— Input —

══════

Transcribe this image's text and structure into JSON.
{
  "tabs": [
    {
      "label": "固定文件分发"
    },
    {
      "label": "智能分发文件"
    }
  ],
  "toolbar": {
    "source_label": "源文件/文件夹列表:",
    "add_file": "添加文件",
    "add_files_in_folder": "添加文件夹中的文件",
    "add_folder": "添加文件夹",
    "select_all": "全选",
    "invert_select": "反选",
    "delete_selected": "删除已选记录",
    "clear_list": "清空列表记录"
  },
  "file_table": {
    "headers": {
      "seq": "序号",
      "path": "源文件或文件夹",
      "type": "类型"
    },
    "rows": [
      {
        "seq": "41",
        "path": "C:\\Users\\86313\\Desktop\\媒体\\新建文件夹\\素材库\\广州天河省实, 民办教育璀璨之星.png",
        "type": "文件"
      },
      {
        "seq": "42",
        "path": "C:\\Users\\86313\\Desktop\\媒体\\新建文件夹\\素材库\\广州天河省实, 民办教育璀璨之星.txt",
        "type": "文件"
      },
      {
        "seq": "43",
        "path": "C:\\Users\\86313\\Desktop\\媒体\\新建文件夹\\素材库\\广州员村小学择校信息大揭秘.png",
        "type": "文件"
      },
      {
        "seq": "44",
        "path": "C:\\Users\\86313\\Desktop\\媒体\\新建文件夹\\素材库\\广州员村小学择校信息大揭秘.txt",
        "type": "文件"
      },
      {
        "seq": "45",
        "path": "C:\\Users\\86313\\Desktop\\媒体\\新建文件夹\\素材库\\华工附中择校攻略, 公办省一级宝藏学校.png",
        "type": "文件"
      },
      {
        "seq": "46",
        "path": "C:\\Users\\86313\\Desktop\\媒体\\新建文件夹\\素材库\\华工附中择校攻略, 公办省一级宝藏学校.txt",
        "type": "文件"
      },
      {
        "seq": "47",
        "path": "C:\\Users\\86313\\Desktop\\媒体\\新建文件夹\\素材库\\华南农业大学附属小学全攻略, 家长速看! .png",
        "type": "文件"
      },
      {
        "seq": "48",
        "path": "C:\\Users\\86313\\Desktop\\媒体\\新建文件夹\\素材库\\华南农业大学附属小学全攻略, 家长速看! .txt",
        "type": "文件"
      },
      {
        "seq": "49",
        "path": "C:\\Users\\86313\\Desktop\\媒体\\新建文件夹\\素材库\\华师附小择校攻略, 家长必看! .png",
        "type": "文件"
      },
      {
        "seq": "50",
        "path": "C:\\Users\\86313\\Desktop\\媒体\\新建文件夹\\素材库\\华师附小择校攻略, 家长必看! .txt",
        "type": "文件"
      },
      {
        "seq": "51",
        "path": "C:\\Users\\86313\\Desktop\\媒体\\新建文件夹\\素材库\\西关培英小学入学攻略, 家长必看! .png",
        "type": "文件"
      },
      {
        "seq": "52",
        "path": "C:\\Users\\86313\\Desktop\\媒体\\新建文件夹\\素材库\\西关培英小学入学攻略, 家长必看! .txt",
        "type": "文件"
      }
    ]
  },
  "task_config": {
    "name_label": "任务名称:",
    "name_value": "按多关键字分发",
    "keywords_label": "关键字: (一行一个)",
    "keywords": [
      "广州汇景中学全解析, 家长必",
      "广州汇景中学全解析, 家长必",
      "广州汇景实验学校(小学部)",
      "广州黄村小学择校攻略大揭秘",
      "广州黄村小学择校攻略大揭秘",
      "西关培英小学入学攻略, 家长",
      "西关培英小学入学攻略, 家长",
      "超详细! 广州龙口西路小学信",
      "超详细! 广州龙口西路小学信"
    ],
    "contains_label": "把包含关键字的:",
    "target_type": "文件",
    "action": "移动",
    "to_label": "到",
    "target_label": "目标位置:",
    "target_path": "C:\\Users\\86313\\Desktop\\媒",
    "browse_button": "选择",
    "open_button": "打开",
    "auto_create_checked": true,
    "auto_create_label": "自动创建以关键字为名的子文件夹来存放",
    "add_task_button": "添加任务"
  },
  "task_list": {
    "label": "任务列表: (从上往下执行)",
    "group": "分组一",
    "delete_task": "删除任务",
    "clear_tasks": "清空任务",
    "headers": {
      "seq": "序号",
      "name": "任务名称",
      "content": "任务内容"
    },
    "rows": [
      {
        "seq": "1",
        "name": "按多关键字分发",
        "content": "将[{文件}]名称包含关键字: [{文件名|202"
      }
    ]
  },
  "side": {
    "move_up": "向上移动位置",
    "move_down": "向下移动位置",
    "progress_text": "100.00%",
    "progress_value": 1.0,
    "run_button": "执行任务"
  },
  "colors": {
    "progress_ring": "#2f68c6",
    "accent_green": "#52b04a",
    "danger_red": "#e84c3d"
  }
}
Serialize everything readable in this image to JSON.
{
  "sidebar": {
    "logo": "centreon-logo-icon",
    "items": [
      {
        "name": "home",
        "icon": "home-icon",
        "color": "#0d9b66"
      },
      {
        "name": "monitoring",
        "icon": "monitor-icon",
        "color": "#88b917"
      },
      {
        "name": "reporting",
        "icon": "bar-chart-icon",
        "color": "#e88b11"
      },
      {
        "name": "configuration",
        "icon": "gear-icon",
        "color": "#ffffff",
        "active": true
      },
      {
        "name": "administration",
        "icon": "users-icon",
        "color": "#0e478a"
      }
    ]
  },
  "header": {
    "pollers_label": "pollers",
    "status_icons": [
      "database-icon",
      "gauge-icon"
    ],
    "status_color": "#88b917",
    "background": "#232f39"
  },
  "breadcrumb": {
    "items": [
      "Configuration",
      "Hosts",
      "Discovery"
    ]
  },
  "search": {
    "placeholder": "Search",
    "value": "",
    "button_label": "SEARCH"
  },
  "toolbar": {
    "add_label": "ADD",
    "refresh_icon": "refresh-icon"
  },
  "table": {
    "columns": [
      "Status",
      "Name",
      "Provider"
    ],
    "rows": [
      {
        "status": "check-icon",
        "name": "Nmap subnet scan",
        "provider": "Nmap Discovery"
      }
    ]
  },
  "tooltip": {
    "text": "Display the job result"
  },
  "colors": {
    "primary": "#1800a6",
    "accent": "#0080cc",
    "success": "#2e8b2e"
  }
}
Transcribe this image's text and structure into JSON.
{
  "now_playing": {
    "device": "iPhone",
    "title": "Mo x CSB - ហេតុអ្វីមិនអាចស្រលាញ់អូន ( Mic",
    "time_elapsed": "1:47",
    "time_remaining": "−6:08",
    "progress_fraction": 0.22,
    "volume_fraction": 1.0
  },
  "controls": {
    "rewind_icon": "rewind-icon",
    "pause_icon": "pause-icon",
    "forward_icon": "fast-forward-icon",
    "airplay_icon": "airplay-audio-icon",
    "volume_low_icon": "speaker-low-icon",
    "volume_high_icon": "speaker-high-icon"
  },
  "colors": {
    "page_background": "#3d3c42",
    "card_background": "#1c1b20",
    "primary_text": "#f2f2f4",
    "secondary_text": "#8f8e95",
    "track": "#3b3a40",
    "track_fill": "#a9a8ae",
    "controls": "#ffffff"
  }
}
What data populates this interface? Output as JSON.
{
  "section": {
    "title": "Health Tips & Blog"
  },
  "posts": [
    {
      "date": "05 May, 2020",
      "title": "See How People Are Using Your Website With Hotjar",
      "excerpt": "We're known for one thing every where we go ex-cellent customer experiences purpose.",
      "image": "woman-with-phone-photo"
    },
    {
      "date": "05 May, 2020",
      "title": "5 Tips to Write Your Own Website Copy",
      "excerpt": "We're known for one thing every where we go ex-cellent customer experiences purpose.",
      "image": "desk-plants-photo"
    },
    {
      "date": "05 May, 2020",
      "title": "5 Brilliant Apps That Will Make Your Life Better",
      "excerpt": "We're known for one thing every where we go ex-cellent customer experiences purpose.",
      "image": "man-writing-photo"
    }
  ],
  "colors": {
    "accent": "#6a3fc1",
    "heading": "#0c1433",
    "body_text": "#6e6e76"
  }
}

══════

— Work instructions —
Reply with nothing but the number of lines that contain the word "公办省一级宝藏学校".

— Response to this exercise —
2